Records from a dataset
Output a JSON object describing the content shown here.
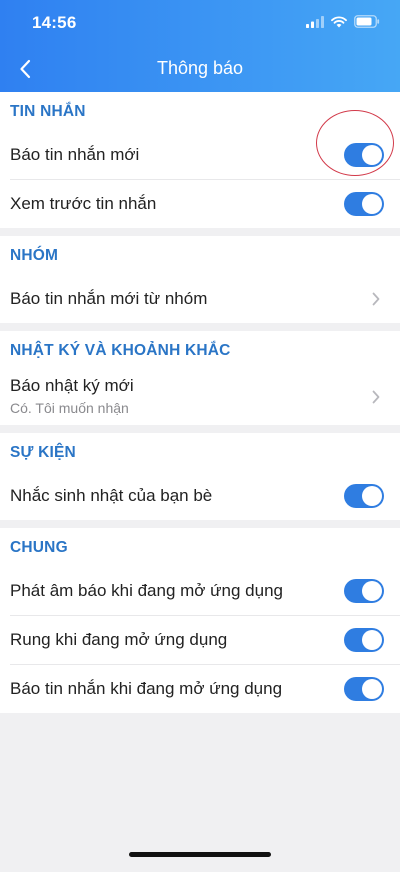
{
  "status": {
    "time": "14:56"
  },
  "nav": {
    "title": "Thông báo"
  },
  "sections": [
    {
      "header": "TIN NHẮN",
      "rows": [
        {
          "label": "Báo tin nhắn mới",
          "control": "toggle",
          "on": true
        },
        {
          "label": "Xem trước tin nhắn",
          "control": "toggle",
          "on": true
        }
      ]
    },
    {
      "header": "NHÓM",
      "rows": [
        {
          "label": "Báo tin nhắn mới từ nhóm",
          "control": "chevron"
        }
      ]
    },
    {
      "header": "NHẬT KÝ VÀ KHOẢNH KHẮC",
      "rows": [
        {
          "label": "Báo nhật ký mới",
          "sub": "Có. Tôi muốn nhận",
          "control": "chevron"
        }
      ]
    },
    {
      "header": "SỰ KIỆN",
      "rows": [
        {
          "label": "Nhắc sinh nhật của bạn bè",
          "control": "toggle",
          "on": true
        }
      ]
    },
    {
      "header": "CHUNG",
      "rows": [
        {
          "label": "Phát âm báo khi đang mở ứng dụng",
          "control": "toggle",
          "on": true
        },
        {
          "label": "Rung khi đang mở ứng dụng",
          "control": "toggle",
          "on": true
        },
        {
          "label": "Báo tin nhắn khi đang mở ứng dụng",
          "control": "toggle",
          "on": true
        }
      ]
    }
  ],
  "colors": {
    "accent": "#2f7de1",
    "section_header": "#2a75c6",
    "annotation": "#d23a4a"
  },
  "icons": {
    "back": "chevron-left-icon",
    "row_chevron": "chevron-right-icon"
  }
}
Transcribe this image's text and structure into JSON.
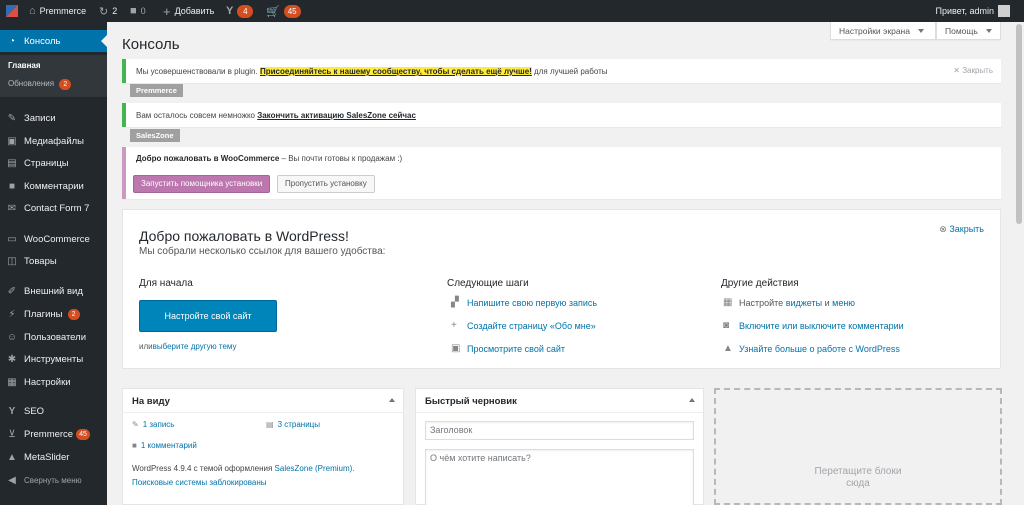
{
  "adminbar": {
    "site_name": "Premmerce",
    "updates_count": "2",
    "comments_count": "0",
    "add_new": "Добавить",
    "yoast_count": "4",
    "cart_count": "45",
    "greeting": "Привет, admin"
  },
  "sidebar": {
    "items": [
      {
        "label": "Консоль"
      },
      {
        "label": "Записи"
      },
      {
        "label": "Медиафайлы"
      },
      {
        "label": "Страницы"
      },
      {
        "label": "Комментарии"
      },
      {
        "label": "Contact Form 7"
      },
      {
        "label": "WooCommerce"
      },
      {
        "label": "Товары"
      },
      {
        "label": "Внешний вид"
      },
      {
        "label": "Плагины",
        "badge": "2"
      },
      {
        "label": "Пользователи"
      },
      {
        "label": "Инструменты"
      },
      {
        "label": "Настройки"
      },
      {
        "label": "SEO"
      },
      {
        "label": "Premmerce",
        "badge": "45"
      },
      {
        "label": "MetaSlider"
      },
      {
        "label": "Свернуть меню"
      }
    ],
    "submenu": {
      "home": "Главная",
      "updates": "Обновления",
      "updates_badge": "2"
    }
  },
  "screen_options": "Настройки экрана",
  "help": "Помощь",
  "page_title": "Консоль",
  "notice_premmerce": {
    "text_before": "Мы усовершенствовали в plugin. ",
    "link": "Присоединяйтесь к нашему сообществу, чтобы сделать ещё лучше!",
    "text_after": " для лучшей работы",
    "dismiss": "Закрыть",
    "tag": "Premmerce"
  },
  "notice_saleszone": {
    "text_before": "Вам осталось совсем немножко ",
    "link": "Закончить активацию SalesZone сейчас",
    "tag": "SalesZone"
  },
  "notice_woo": {
    "bold": "Добро пожаловать в WooCommerce",
    "text": " – Вы почти готовы к продажам :)",
    "run_wizard": "Запустить помощника установки",
    "skip": "Пропустить установку"
  },
  "welcome": {
    "title": "Добро пожаловать в WordPress!",
    "subtitle": "Мы собрали несколько ссылок для вашего удобства:",
    "dismiss": "Закрыть",
    "col1_title": "Для начала",
    "customize_btn": "Настройте свой сайт",
    "or_text": "или ",
    "change_theme": "выберите другую тему",
    "col2_title": "Следующие шаги",
    "next1": "Напишите свою первую запись",
    "next2": "Создайте страницу «Обо мне»",
    "next3": "Просмотрите свой сайт",
    "col3_title": "Другие действия",
    "more1_pre": "Настройте ",
    "more1_a": "виджеты",
    "more1_mid": " и ",
    "more1_b": "меню",
    "more2": "Включите или выключите комментарии",
    "more3": "Узнайте больше о работе с WordPress"
  },
  "at_glance": {
    "title": "На виду",
    "posts": "1 запись",
    "pages": "3 страницы",
    "comments": "1 комментарий",
    "theme_pre": "WordPress 4.9.4 с темой оформления ",
    "theme_link": "SalesZone (Premium).",
    "search_blocked": "Поисковые системы заблокированы"
  },
  "quick_draft": {
    "title": "Быстрый черновик",
    "title_placeholder": "Заголовок",
    "content_placeholder": "О чём хотите написать?"
  },
  "drop_zone": {
    "line1": "Перетащите блоки",
    "line2": "сюда"
  }
}
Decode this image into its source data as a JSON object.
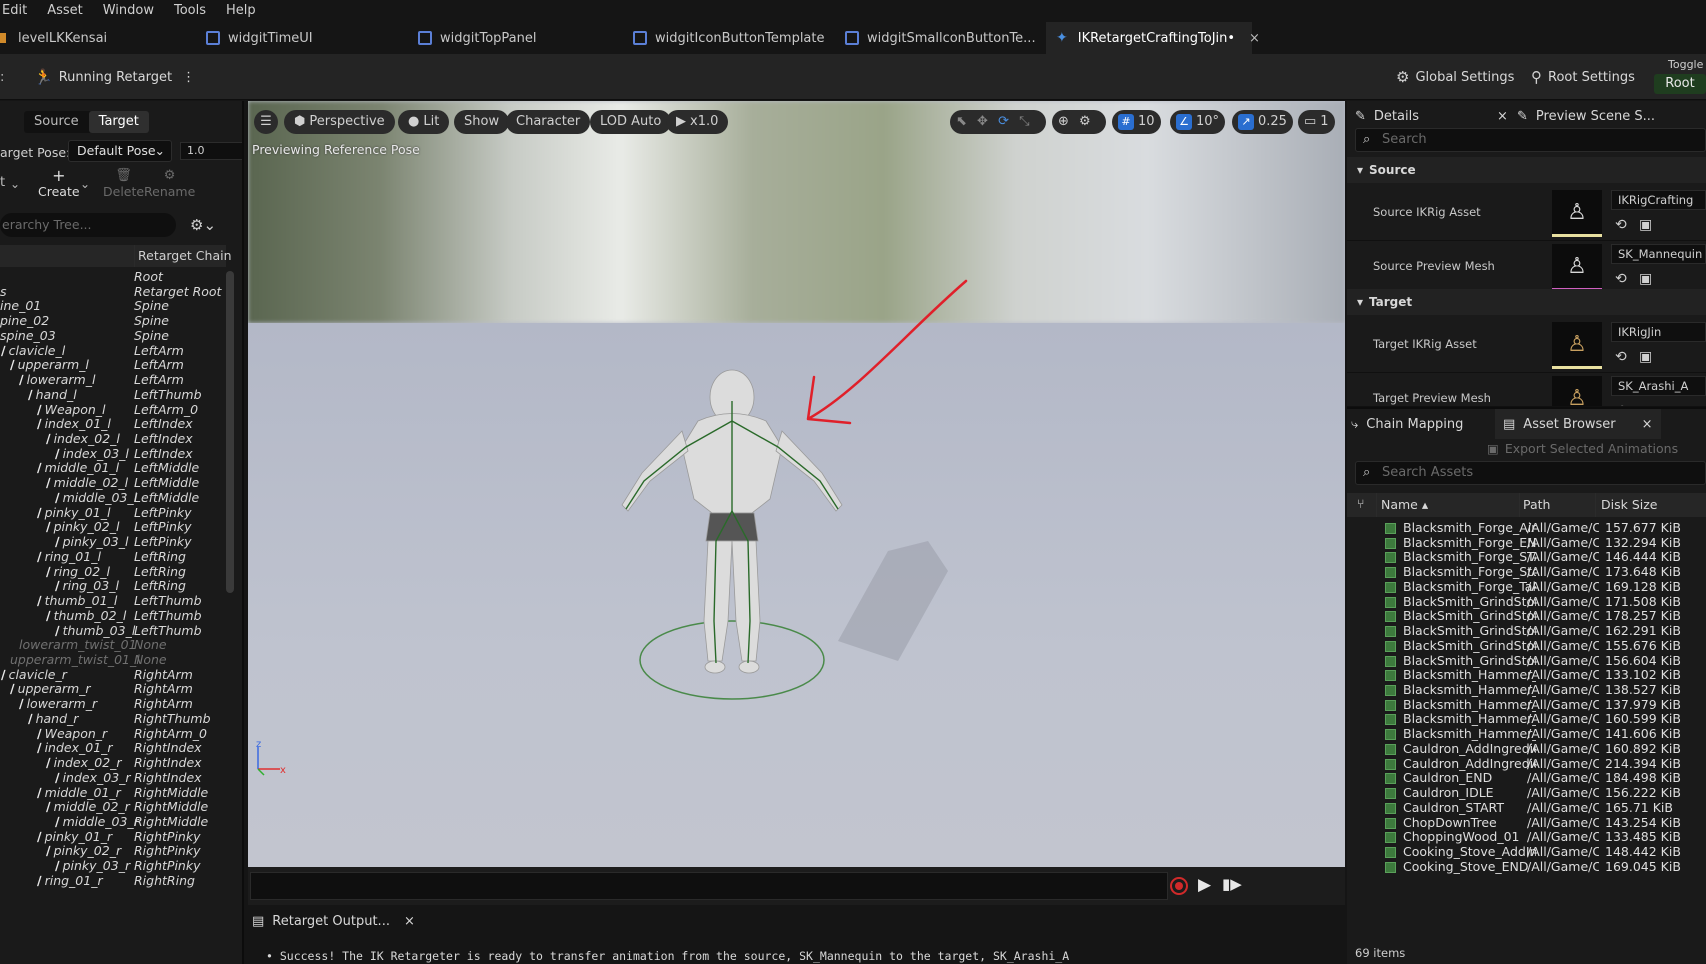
{
  "menu": [
    "Edit",
    "Asset",
    "Window",
    "Tools",
    "Help"
  ],
  "tabs": [
    {
      "label": "levelLKKensai"
    },
    {
      "label": "widgitTimeUI"
    },
    {
      "label": "widgitTopPanel"
    },
    {
      "label": "widgitIconButtonTemplate"
    },
    {
      "label": "widgitSmallconButtonTe..."
    },
    {
      "label": "IKRetargetCraftingToJin•",
      "close": "×"
    }
  ],
  "toolbar": {
    "running_retarget": "Running Retarget",
    "more": "⋮",
    "global_settings": "Global Settings",
    "root_settings": "Root Settings",
    "toggle_label": "Toggle",
    "toggle_value": "Root"
  },
  "left": {
    "source_tab": "Source",
    "target_tab": "Target",
    "target_pose_label": "arget Pose:",
    "target_pose_value": "Default Pose",
    "pose_amount": "1.0",
    "create": "Create",
    "delete": "Delete",
    "rename": "Rename",
    "t_label": "t",
    "search_placeholder": "erarchy Tree...",
    "col_retarget_chain": "Retarget Chain",
    "rows": [
      {
        "bone": "",
        "chain": "Root",
        "indent": 0,
        "dim": false
      },
      {
        "bone": "s",
        "chain": "Retarget Root",
        "indent": 0,
        "dim": false
      },
      {
        "bone": "ine_01",
        "chain": "Spine",
        "indent": 0,
        "dim": false
      },
      {
        "bone": "pine_02",
        "chain": "Spine",
        "indent": 0,
        "dim": false
      },
      {
        "bone": "spine_03",
        "chain": "Spine",
        "indent": 0,
        "dim": false
      },
      {
        "bone": "clavicle_l",
        "chain": "LeftArm",
        "indent": 1,
        "dim": false
      },
      {
        "bone": "upperarm_l",
        "chain": "LeftArm",
        "indent": 2,
        "dim": false
      },
      {
        "bone": "lowerarm_l",
        "chain": "LeftArm",
        "indent": 3,
        "dim": false
      },
      {
        "bone": "hand_l",
        "chain": "LeftThumb",
        "indent": 4,
        "dim": false
      },
      {
        "bone": "Weapon_l",
        "chain": "LeftArm_0",
        "indent": 5,
        "dim": false
      },
      {
        "bone": "index_01_l",
        "chain": "LeftIndex",
        "indent": 5,
        "dim": false
      },
      {
        "bone": "index_02_l",
        "chain": "LeftIndex",
        "indent": 6,
        "dim": false
      },
      {
        "bone": "index_03_l",
        "chain": "LeftIndex",
        "indent": 7,
        "dim": false
      },
      {
        "bone": "middle_01_l",
        "chain": "LeftMiddle",
        "indent": 5,
        "dim": false
      },
      {
        "bone": "middle_02_l",
        "chain": "LeftMiddle",
        "indent": 6,
        "dim": false
      },
      {
        "bone": "middle_03_l",
        "chain": "LeftMiddle",
        "indent": 7,
        "dim": false
      },
      {
        "bone": "pinky_01_l",
        "chain": "LeftPinky",
        "indent": 5,
        "dim": false
      },
      {
        "bone": "pinky_02_l",
        "chain": "LeftPinky",
        "indent": 6,
        "dim": false
      },
      {
        "bone": "pinky_03_l",
        "chain": "LeftPinky",
        "indent": 7,
        "dim": false
      },
      {
        "bone": "ring_01_l",
        "chain": "LeftRing",
        "indent": 5,
        "dim": false
      },
      {
        "bone": "ring_02_l",
        "chain": "LeftRing",
        "indent": 6,
        "dim": false
      },
      {
        "bone": "ring_03_l",
        "chain": "LeftRing",
        "indent": 7,
        "dim": false
      },
      {
        "bone": "thumb_01_l",
        "chain": "LeftThumb",
        "indent": 5,
        "dim": false
      },
      {
        "bone": "thumb_02_l",
        "chain": "LeftThumb",
        "indent": 6,
        "dim": false
      },
      {
        "bone": "thumb_03_l",
        "chain": "LeftThumb",
        "indent": 7,
        "dim": false
      },
      {
        "bone": "lowerarm_twist_01",
        "chain": "None",
        "indent": 3,
        "dim": true
      },
      {
        "bone": "upperarm_twist_01_l",
        "chain": "None",
        "indent": 2,
        "dim": true
      },
      {
        "bone": "clavicle_r",
        "chain": "RightArm",
        "indent": 1,
        "dim": false
      },
      {
        "bone": "upperarm_r",
        "chain": "RightArm",
        "indent": 2,
        "dim": false
      },
      {
        "bone": "lowerarm_r",
        "chain": "RightArm",
        "indent": 3,
        "dim": false
      },
      {
        "bone": "hand_r",
        "chain": "RightThumb",
        "indent": 4,
        "dim": false
      },
      {
        "bone": "Weapon_r",
        "chain": "RightArm_0",
        "indent": 5,
        "dim": false
      },
      {
        "bone": "index_01_r",
        "chain": "RightIndex",
        "indent": 5,
        "dim": false
      },
      {
        "bone": "index_02_r",
        "chain": "RightIndex",
        "indent": 6,
        "dim": false
      },
      {
        "bone": "index_03_r",
        "chain": "RightIndex",
        "indent": 7,
        "dim": false
      },
      {
        "bone": "middle_01_r",
        "chain": "RightMiddle",
        "indent": 5,
        "dim": false
      },
      {
        "bone": "middle_02_r",
        "chain": "RightMiddle",
        "indent": 6,
        "dim": false
      },
      {
        "bone": "middle_03_r",
        "chain": "RightMiddle",
        "indent": 7,
        "dim": false
      },
      {
        "bone": "pinky_01_r",
        "chain": "RightPinky",
        "indent": 5,
        "dim": false
      },
      {
        "bone": "pinky_02_r",
        "chain": "RightPinky",
        "indent": 6,
        "dim": false
      },
      {
        "bone": "pinky_03_r",
        "chain": "RightPinky",
        "indent": 7,
        "dim": false
      },
      {
        "bone": "ring_01_r",
        "chain": "RightRing",
        "indent": 5,
        "dim": false
      }
    ]
  },
  "viewport": {
    "perspective": "Perspective",
    "lit": "Lit",
    "show": "Show",
    "character": "Character",
    "lod": "LOD Auto",
    "speed": "x1.0",
    "grid": "10",
    "angle": "10°",
    "scale": "0.25",
    "camera": "1",
    "caption": "Previewing Reference Pose"
  },
  "output": {
    "tab": "Retarget Output...",
    "close": "×",
    "message": "Success! The IK Retargeter is ready to transfer animation from the source, SK_Mannequin to the target, SK_Arashi_A"
  },
  "details": {
    "tab": "Details",
    "close": "×",
    "preview_tab": "Preview Scene S...",
    "search_placeholder": "Search",
    "source_section": "Source",
    "target_section": "Target",
    "props": [
      {
        "label": "Source IKRig Asset",
        "value": "IKRigCrafting"
      },
      {
        "label": "Source Preview Mesh",
        "value": "SK_Mannequin"
      },
      {
        "label": "Target IKRig Asset",
        "value": "IKRigJin"
      },
      {
        "label": "Target Preview Mesh",
        "value": "SK_Arashi_A"
      }
    ]
  },
  "asset_browser": {
    "chain_mapping_tab": "Chain Mapping",
    "tab": "Asset Browser",
    "close": "×",
    "export_label": "Export Selected Animations",
    "search_placeholder": "Search Assets",
    "col_name": "Name",
    "col_path": "Path",
    "col_size": "Disk Size",
    "rows": [
      {
        "name": "Blacksmith_Forge_Airfl",
        "path": "/All/Game/Cr",
        "size": "157.677 KiB"
      },
      {
        "name": "Blacksmith_Forge_END",
        "path": "/All/Game/Cr",
        "size": "132.294 KiB"
      },
      {
        "name": "Blacksmith_Forge_STA",
        "path": "/All/Game/Cr",
        "size": "146.444 KiB"
      },
      {
        "name": "Blacksmith_Forge_Stok",
        "path": "/All/Game/Cr",
        "size": "173.648 KiB"
      },
      {
        "name": "Blacksmith_Forge_Tak",
        "path": "/All/Game/Cr",
        "size": "169.128 KiB"
      },
      {
        "name": "BlackSmith_GrindStone",
        "path": "/All/Game/Cr",
        "size": "171.508 KiB"
      },
      {
        "name": "BlackSmith_GrindStone",
        "path": "/All/Game/Cr",
        "size": "178.257 KiB"
      },
      {
        "name": "BlackSmith_GrindStone",
        "path": "/All/Game/Cr",
        "size": "162.291 KiB"
      },
      {
        "name": "BlackSmith_GrindStone",
        "path": "/All/Game/Cr",
        "size": "155.676 KiB"
      },
      {
        "name": "BlackSmith_GrindStone",
        "path": "/All/Game/Cr",
        "size": "156.604 KiB"
      },
      {
        "name": "Blacksmith_Hammer_E",
        "path": "/All/Game/Cr",
        "size": "133.102 KiB"
      },
      {
        "name": "Blacksmith_Hammer_II",
        "path": "/All/Game/Cr",
        "size": "138.527 KiB"
      },
      {
        "name": "Blacksmith_Hammer_II",
        "path": "/All/Game/Cr",
        "size": "137.979 KiB"
      },
      {
        "name": "Blacksmith_Hammer_S",
        "path": "/All/Game/Cr",
        "size": "160.599 KiB"
      },
      {
        "name": "Blacksmith_Hammer_S",
        "path": "/All/Game/Cr",
        "size": "141.606 KiB"
      },
      {
        "name": "Cauldron_AddIngredien",
        "path": "/All/Game/Cr",
        "size": "160.892 KiB"
      },
      {
        "name": "Cauldron_AddIngredien",
        "path": "/All/Game/Cr",
        "size": "214.394 KiB"
      },
      {
        "name": "Cauldron_END",
        "path": "/All/Game/Cr",
        "size": "184.498 KiB"
      },
      {
        "name": "Cauldron_IDLE",
        "path": "/All/Game/Cr",
        "size": "156.222 KiB"
      },
      {
        "name": "Cauldron_START",
        "path": "/All/Game/Cr",
        "size": "165.71 KiB"
      },
      {
        "name": "ChopDownTree",
        "path": "/All/Game/Cr",
        "size": "143.254 KiB"
      },
      {
        "name": "ChoppingWood_01",
        "path": "/All/Game/Cr",
        "size": "133.485 KiB"
      },
      {
        "name": "Cooking_Stove_AddIng",
        "path": "/All/Game/Cr",
        "size": "148.442 KiB"
      },
      {
        "name": "Cooking_Stove_END",
        "path": "/All/Game/Cr",
        "size": "169.045 KiB"
      }
    ],
    "item_count": "69 items"
  }
}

DO THIS - Looking at the records above, work out how many lines include the string "WordPress". Give the number and nothing else.

REPLY TO THE TASK - 3